= WHAT YOU WILL DO =
Spot every line with the word "values" and return it.

= A block of data =
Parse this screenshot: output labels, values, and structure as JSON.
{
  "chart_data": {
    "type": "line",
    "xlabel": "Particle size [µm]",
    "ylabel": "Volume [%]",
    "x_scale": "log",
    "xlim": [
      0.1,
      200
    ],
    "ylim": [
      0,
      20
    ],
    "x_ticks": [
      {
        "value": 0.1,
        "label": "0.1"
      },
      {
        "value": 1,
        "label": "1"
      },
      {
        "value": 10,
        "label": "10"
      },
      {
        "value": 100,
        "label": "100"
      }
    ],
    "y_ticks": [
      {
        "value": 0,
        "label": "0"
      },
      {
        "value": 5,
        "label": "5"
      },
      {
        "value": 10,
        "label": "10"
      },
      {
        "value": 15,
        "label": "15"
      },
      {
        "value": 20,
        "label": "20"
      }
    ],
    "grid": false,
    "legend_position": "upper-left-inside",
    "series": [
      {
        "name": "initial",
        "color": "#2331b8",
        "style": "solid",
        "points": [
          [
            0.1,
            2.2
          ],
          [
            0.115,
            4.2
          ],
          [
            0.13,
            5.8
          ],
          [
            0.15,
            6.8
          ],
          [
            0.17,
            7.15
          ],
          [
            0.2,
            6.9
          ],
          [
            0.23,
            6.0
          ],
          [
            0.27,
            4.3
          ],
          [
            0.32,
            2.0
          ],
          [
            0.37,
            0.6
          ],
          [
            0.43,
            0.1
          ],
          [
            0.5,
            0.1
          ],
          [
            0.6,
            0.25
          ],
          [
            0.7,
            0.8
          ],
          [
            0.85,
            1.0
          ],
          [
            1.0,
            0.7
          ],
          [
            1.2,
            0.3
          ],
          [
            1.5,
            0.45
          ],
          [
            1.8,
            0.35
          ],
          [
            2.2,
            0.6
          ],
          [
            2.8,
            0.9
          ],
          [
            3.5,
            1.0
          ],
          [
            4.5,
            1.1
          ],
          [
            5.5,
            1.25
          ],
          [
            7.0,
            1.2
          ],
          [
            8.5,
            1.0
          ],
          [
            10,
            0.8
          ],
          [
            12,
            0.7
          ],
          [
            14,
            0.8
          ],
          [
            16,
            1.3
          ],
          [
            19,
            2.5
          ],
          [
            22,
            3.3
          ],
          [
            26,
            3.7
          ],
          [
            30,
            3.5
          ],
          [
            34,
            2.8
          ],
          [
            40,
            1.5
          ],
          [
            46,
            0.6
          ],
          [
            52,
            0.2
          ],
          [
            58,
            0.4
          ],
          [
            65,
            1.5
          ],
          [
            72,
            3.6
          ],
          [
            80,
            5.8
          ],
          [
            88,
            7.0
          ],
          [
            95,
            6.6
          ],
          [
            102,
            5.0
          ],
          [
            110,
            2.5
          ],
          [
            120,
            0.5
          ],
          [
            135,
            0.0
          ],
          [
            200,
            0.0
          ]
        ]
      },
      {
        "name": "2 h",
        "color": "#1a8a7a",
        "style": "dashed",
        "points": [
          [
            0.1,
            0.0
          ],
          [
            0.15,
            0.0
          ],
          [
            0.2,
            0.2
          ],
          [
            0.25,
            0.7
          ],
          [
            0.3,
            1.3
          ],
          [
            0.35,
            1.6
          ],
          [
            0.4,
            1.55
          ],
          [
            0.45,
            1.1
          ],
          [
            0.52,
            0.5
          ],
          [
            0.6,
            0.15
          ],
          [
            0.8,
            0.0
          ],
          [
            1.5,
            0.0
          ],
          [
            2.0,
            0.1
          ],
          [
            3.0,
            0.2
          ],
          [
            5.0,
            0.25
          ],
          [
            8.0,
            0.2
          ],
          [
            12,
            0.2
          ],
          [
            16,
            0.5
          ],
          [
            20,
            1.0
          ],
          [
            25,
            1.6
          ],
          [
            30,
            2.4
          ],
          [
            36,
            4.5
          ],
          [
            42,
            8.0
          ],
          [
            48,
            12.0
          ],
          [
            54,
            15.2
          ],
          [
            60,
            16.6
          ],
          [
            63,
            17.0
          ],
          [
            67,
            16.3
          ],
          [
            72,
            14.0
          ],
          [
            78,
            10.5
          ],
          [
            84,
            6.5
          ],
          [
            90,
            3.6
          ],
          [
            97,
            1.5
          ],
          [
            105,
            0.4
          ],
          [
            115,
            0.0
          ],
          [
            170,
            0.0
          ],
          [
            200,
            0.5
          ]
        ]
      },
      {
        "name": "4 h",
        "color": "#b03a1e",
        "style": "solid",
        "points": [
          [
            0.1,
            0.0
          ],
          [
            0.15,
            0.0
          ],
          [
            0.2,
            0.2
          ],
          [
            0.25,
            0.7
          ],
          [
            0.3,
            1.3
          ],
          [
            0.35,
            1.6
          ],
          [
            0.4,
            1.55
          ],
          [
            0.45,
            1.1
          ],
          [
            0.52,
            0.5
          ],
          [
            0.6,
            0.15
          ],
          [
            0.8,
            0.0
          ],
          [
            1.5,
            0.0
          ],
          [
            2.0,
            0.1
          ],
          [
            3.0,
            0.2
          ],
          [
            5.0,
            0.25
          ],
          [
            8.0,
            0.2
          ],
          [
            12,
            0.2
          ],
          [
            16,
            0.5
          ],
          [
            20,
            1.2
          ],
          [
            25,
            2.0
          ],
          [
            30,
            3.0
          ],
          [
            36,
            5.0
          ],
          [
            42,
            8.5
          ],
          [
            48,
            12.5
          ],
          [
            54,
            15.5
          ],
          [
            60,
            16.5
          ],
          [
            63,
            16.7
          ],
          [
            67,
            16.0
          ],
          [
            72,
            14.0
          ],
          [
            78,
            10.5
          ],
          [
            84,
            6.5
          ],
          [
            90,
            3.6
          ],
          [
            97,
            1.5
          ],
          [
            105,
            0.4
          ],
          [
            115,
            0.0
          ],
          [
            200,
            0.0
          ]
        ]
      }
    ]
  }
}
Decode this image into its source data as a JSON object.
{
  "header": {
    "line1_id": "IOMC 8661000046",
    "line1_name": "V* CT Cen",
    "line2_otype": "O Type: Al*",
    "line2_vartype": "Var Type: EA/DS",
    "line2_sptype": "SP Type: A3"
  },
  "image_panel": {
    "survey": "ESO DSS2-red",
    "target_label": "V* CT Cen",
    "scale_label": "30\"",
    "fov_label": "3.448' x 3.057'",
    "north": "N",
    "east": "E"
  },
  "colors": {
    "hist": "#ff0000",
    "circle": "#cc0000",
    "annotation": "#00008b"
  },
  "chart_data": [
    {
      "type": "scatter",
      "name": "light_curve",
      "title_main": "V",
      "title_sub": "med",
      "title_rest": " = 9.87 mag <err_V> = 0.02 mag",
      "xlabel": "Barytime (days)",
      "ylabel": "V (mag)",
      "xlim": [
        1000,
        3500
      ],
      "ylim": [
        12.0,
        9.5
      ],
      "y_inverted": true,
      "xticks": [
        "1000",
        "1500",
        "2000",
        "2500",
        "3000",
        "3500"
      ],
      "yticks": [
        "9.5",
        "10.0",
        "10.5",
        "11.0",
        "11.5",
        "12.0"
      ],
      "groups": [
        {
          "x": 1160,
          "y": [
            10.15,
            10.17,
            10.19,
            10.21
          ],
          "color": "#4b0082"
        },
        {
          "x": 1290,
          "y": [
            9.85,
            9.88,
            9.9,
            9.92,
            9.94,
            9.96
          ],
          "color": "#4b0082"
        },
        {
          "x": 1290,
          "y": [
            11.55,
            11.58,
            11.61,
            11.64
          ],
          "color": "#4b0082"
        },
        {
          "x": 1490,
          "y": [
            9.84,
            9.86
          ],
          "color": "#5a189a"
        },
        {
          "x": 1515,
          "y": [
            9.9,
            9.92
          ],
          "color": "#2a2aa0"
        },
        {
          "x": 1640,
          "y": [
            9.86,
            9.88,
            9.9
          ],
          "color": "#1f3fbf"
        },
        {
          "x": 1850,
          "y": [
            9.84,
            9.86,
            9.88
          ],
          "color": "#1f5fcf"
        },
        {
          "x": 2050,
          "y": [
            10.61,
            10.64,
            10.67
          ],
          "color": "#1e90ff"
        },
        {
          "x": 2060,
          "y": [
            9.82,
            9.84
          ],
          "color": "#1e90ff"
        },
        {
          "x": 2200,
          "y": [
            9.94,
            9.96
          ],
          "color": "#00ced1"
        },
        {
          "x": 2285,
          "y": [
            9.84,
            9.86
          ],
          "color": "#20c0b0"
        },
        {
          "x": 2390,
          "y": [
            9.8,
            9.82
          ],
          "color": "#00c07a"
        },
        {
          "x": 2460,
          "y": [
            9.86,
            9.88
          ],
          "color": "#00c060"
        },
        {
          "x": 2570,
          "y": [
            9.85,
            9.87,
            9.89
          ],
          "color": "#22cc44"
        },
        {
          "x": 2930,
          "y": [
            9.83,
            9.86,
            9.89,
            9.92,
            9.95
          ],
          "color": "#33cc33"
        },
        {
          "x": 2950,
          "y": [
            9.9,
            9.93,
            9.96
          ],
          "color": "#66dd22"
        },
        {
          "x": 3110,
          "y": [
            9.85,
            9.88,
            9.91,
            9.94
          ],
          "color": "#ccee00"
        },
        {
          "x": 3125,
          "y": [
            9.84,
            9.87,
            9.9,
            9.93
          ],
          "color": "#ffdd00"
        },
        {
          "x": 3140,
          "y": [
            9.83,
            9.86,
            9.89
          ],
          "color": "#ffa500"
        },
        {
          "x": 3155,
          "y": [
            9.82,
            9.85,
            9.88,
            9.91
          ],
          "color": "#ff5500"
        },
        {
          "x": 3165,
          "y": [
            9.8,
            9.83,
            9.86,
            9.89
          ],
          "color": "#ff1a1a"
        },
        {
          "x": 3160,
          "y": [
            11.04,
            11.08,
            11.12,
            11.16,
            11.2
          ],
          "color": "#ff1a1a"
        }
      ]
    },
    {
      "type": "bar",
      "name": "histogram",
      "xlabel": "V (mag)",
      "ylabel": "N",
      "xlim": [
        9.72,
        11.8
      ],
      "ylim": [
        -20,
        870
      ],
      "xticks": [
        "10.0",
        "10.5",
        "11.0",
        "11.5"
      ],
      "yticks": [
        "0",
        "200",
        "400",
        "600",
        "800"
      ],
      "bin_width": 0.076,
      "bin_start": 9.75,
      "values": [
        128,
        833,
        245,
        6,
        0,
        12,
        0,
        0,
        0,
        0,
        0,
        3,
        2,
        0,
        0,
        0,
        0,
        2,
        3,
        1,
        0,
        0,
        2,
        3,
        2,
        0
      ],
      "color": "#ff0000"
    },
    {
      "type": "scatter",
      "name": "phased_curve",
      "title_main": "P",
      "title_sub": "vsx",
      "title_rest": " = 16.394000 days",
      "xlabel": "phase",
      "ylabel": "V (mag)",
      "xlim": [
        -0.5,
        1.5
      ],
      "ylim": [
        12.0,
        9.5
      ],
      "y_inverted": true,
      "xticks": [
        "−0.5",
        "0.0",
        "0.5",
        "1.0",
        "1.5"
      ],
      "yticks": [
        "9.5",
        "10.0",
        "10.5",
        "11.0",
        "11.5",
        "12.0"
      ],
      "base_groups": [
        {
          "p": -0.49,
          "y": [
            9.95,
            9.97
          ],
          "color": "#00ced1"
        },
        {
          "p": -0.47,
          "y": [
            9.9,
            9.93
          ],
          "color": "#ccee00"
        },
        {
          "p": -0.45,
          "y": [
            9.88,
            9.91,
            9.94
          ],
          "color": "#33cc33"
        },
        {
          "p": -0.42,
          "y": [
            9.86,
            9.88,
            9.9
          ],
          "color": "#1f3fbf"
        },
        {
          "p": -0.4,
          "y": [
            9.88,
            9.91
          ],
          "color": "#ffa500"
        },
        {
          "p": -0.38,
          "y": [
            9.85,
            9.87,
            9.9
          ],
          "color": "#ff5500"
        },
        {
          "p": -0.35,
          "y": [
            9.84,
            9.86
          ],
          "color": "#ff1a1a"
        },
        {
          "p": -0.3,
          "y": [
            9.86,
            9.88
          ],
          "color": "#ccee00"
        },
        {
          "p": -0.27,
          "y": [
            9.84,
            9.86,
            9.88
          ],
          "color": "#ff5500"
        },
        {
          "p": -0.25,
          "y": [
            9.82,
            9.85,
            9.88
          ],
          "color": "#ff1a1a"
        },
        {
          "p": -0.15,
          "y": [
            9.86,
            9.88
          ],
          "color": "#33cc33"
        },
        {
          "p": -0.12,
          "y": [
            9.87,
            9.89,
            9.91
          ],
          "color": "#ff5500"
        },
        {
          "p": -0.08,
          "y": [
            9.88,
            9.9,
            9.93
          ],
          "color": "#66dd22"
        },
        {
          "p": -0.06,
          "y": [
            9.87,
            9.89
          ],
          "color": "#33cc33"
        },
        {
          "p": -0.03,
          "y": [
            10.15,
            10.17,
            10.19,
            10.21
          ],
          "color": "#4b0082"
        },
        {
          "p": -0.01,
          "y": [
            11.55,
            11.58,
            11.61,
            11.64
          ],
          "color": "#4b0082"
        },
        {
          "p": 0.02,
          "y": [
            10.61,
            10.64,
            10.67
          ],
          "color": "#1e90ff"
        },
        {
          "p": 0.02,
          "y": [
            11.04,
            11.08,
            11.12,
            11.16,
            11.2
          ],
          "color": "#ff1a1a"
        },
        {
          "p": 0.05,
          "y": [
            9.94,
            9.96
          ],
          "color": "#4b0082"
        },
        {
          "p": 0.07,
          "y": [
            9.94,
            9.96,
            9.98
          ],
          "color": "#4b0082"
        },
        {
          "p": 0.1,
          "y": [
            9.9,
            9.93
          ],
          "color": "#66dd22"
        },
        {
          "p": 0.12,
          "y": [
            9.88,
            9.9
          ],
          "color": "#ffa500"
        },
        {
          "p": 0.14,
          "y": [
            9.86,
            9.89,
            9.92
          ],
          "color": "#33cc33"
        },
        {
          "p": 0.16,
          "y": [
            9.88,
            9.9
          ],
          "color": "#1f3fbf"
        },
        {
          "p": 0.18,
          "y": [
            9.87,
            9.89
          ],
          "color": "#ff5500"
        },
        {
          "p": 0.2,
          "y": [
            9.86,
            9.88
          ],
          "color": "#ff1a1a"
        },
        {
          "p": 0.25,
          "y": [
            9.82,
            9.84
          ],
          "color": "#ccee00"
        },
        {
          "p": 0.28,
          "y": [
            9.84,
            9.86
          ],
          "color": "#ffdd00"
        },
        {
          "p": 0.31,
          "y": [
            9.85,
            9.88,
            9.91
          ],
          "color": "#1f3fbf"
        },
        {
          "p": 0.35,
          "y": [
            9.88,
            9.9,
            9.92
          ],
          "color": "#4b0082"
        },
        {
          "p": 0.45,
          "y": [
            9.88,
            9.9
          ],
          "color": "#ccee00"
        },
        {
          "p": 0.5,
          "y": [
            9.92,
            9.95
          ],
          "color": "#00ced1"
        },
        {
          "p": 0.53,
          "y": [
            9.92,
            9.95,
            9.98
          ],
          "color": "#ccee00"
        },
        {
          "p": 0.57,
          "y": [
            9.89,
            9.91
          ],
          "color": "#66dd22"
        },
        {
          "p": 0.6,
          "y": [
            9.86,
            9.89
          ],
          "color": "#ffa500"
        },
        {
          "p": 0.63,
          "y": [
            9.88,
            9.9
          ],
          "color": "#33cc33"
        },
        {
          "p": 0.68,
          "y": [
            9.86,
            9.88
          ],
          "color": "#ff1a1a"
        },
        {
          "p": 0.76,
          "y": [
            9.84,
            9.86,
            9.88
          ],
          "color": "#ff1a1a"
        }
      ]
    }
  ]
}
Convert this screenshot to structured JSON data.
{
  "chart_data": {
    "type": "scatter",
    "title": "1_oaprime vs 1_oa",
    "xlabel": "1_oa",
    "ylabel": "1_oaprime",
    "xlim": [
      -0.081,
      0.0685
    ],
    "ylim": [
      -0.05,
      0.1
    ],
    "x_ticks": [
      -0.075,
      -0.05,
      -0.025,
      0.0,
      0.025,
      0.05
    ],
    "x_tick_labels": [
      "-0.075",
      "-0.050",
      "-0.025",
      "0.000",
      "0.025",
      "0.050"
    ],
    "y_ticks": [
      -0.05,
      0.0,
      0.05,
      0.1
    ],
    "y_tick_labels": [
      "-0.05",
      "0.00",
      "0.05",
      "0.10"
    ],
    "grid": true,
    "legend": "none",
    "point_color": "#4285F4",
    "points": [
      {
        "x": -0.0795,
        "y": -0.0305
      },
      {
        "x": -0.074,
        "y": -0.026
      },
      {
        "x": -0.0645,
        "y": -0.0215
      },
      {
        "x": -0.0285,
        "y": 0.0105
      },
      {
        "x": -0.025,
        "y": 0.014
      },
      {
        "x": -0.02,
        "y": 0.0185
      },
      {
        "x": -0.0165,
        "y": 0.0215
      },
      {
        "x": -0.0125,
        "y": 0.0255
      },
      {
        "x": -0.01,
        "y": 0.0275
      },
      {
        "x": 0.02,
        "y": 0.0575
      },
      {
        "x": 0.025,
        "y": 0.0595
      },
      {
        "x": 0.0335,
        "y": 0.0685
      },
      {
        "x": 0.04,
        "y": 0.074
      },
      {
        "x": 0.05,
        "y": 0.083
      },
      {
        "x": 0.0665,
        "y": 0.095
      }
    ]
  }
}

= EXPECTED ANSWER =
Parse this screenshot: output labels, values, and structure as JSON.
      "values": [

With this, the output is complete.